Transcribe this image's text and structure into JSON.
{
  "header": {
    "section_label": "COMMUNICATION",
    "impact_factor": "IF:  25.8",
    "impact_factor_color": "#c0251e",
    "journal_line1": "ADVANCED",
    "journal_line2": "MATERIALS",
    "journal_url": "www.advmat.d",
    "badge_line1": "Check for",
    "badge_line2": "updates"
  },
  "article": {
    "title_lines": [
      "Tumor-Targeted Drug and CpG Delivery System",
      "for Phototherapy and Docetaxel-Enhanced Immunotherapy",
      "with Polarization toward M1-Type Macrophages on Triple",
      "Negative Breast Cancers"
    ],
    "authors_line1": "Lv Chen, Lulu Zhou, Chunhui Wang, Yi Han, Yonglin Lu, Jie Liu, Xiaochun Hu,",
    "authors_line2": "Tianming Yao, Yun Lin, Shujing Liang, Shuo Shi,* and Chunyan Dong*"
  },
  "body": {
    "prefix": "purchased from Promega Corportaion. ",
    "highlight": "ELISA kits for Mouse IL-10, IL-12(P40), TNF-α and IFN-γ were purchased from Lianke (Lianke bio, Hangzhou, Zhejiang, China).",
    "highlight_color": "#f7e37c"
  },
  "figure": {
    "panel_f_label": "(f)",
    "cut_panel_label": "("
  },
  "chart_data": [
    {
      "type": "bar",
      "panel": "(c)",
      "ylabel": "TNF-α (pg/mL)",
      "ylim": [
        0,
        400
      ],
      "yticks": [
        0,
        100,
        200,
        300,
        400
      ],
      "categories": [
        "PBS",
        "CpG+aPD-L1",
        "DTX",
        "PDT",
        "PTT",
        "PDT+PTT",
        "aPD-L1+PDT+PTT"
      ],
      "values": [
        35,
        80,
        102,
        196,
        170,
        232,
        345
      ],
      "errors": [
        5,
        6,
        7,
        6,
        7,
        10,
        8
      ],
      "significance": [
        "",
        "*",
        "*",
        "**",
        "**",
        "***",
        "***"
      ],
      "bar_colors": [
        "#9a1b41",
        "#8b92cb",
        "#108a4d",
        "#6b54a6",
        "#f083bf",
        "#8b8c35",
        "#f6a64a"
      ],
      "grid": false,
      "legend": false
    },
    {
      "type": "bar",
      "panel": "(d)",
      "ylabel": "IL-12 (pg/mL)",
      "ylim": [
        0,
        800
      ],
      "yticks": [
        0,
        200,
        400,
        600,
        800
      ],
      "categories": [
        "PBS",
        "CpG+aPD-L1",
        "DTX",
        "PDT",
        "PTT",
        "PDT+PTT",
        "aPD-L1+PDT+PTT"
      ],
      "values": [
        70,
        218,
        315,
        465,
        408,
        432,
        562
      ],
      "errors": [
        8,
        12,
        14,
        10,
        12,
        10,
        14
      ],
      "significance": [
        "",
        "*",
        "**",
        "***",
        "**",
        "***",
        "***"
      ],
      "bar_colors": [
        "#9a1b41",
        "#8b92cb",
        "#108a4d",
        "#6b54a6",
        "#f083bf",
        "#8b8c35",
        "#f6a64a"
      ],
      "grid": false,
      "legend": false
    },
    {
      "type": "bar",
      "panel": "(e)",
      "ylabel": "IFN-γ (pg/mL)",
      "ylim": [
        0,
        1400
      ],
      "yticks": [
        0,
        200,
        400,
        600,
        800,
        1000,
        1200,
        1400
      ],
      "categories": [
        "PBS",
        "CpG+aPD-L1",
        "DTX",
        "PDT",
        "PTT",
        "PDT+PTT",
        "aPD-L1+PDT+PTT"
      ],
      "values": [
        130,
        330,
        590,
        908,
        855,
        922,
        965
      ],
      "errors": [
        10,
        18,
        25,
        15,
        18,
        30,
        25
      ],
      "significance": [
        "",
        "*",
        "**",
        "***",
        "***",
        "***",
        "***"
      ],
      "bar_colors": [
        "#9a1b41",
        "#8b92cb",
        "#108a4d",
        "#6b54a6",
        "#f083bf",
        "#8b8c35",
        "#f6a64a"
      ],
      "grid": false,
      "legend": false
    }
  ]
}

########################################

How many lines in the entries contain the string "ylabel"? Give the number only.

-- Output of the task --
3